Aim of the exercise: Return the number of lines holding "Relative", with nothing added.

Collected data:
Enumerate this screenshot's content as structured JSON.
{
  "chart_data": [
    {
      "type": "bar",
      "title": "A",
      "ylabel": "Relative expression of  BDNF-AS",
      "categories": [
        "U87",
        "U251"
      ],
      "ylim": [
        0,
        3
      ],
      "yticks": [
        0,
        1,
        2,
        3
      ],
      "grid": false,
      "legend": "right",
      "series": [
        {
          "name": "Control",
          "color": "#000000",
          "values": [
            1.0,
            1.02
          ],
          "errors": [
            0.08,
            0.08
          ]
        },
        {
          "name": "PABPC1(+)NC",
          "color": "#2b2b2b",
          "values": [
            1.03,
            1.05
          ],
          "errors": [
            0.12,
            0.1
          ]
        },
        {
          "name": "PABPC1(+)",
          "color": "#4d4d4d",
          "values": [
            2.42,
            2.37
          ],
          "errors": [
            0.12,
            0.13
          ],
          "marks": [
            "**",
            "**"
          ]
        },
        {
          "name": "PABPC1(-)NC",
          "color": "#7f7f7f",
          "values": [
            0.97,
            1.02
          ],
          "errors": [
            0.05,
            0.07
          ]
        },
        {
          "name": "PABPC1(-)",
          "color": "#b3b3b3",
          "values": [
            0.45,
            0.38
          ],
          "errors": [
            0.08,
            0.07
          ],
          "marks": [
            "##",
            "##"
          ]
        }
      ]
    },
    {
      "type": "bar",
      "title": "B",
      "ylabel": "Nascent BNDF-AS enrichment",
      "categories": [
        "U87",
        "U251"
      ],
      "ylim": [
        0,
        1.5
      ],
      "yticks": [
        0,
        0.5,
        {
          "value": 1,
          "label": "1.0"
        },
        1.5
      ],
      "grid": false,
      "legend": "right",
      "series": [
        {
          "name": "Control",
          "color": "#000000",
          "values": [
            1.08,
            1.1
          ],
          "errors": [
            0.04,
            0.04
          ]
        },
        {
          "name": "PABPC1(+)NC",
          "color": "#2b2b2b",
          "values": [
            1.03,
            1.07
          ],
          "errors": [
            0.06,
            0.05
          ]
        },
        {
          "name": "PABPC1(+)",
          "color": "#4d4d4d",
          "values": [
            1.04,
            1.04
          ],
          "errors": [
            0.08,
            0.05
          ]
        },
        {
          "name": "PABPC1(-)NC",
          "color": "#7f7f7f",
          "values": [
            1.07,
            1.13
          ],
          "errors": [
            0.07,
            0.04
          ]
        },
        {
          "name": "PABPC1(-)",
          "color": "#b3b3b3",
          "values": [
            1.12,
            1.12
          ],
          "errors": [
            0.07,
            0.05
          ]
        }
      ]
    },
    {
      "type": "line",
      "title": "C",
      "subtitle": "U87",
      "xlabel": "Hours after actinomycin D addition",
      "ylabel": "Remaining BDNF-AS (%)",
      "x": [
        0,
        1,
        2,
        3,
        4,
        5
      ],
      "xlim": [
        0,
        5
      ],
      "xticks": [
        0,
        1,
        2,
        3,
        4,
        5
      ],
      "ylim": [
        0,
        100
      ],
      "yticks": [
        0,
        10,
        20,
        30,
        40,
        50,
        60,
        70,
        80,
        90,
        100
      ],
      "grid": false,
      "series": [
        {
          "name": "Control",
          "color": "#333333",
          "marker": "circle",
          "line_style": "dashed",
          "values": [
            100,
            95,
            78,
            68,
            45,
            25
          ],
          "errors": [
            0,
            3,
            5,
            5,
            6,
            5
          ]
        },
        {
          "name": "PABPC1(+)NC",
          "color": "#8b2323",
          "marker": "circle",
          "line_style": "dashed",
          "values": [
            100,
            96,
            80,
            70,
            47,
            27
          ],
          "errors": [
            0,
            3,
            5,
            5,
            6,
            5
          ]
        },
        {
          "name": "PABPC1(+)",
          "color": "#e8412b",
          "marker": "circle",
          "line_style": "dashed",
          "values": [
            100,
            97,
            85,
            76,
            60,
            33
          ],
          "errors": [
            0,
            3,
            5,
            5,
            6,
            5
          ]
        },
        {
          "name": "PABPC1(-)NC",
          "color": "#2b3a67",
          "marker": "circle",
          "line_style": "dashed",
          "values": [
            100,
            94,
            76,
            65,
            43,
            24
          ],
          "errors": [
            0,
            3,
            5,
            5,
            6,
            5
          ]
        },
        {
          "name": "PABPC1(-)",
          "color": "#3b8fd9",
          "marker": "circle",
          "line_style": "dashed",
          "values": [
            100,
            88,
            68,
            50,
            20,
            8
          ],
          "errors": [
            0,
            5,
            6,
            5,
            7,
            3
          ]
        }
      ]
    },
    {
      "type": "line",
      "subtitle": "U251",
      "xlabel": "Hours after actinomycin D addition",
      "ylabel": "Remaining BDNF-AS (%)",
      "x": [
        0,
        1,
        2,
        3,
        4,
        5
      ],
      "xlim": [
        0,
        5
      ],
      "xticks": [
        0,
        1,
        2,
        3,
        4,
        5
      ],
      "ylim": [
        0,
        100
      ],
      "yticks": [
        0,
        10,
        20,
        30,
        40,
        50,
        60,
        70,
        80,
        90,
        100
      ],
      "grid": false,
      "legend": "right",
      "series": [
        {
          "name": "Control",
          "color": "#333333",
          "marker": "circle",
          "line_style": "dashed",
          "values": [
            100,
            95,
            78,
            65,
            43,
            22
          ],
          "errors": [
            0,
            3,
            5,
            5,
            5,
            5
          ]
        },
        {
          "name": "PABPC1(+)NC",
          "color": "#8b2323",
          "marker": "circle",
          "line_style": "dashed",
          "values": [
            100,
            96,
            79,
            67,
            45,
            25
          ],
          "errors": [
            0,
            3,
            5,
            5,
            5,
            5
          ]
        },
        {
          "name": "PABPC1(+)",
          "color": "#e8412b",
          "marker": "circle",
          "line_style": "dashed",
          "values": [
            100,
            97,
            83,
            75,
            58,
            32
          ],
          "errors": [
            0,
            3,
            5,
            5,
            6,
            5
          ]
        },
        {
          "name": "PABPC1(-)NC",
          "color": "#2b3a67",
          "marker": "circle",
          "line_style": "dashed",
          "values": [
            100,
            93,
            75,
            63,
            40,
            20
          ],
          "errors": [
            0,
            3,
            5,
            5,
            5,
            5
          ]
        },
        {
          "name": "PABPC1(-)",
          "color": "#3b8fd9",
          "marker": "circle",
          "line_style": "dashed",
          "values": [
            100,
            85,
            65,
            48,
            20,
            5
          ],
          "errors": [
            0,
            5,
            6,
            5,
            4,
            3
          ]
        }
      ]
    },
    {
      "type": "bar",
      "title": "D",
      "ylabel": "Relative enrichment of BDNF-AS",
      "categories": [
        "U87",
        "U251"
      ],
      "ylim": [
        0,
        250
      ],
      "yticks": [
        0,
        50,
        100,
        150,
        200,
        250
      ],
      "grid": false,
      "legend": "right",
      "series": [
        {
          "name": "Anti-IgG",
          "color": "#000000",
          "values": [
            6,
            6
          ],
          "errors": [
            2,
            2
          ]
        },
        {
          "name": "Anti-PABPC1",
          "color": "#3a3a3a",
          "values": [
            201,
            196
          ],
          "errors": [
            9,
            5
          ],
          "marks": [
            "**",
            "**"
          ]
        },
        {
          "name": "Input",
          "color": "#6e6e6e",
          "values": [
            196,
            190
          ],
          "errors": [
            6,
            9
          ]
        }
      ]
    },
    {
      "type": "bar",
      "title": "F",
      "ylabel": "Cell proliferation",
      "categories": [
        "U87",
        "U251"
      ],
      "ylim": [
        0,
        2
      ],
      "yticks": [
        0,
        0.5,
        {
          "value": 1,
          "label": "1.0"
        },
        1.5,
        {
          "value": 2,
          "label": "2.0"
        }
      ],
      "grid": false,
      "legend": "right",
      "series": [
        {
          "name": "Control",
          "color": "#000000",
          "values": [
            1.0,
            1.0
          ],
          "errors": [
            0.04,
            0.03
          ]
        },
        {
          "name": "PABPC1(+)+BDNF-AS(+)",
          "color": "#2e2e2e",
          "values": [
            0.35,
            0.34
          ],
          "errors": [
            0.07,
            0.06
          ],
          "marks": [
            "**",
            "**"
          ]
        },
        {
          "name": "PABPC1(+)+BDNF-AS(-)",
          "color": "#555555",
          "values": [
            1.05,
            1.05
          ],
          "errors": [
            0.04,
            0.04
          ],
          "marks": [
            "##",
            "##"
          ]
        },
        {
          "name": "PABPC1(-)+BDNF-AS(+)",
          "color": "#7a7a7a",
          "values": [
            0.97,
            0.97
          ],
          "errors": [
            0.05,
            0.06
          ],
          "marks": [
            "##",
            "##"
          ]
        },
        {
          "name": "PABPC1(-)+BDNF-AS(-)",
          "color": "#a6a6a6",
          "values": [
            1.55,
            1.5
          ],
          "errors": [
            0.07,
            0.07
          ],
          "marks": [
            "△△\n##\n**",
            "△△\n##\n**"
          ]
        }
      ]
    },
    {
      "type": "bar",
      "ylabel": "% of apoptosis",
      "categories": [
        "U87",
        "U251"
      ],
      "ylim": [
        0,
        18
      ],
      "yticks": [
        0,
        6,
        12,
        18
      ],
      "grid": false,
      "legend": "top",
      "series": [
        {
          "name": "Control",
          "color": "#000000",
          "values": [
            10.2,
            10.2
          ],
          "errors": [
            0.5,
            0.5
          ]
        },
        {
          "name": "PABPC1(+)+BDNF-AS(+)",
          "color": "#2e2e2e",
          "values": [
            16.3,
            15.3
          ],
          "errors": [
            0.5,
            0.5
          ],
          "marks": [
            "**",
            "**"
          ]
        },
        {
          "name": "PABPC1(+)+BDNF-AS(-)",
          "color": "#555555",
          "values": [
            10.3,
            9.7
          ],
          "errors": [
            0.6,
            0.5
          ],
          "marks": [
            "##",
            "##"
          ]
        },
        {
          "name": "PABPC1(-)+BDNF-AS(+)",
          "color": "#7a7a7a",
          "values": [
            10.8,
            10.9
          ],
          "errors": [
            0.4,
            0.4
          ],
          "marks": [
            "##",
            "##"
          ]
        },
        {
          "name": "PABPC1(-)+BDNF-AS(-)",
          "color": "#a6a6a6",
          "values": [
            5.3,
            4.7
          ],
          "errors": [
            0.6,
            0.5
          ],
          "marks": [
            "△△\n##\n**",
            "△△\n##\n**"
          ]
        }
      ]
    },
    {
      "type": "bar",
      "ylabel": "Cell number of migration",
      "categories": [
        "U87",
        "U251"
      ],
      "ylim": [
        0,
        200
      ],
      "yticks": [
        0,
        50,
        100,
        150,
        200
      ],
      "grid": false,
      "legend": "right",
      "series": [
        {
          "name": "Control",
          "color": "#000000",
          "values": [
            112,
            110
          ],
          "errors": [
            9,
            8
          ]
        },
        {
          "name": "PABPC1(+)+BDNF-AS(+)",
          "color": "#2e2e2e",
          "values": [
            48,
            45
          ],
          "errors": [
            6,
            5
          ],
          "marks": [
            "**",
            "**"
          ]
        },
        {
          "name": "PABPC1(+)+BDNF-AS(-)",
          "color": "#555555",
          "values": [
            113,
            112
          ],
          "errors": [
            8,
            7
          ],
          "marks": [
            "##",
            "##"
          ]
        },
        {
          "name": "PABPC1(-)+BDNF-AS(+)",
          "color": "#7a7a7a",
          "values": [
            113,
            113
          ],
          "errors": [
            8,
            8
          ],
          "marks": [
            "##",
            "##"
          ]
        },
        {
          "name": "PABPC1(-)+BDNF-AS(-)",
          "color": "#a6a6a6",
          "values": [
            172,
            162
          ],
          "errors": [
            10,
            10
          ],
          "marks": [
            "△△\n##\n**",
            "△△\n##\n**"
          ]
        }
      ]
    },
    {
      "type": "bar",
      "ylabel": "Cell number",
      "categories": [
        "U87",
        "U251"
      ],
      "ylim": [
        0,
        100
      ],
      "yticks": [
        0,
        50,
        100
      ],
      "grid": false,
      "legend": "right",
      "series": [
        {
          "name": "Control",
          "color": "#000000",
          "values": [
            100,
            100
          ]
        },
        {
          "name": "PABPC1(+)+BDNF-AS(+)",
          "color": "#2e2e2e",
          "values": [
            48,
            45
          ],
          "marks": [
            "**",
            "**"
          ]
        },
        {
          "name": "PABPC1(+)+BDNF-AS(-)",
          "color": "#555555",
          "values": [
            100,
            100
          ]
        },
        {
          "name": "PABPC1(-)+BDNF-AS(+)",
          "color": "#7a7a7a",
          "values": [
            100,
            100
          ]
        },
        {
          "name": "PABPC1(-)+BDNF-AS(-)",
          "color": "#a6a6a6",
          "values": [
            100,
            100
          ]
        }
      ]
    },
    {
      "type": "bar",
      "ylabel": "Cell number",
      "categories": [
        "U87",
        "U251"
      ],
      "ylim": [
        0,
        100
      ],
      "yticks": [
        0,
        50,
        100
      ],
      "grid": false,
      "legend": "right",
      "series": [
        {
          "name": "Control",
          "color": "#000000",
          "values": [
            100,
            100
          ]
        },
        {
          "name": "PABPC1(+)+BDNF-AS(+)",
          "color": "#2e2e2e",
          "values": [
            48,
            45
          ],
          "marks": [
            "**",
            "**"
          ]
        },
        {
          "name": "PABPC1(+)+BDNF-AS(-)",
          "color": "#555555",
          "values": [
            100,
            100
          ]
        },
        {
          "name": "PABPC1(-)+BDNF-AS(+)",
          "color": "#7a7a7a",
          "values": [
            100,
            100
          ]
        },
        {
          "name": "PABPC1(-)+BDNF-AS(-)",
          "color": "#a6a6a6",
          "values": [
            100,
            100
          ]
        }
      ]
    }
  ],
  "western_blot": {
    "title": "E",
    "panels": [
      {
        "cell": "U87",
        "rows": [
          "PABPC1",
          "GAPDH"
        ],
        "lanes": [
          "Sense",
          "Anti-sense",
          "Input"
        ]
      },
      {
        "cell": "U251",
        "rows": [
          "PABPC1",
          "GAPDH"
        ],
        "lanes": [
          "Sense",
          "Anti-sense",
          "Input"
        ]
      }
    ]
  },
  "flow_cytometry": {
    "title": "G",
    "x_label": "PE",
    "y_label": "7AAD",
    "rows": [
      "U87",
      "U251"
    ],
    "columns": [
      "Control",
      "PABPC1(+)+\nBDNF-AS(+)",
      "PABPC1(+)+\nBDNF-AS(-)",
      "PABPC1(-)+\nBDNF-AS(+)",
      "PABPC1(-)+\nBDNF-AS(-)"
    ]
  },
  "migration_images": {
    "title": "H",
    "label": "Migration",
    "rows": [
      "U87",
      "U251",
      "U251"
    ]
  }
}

Finished exercise: 2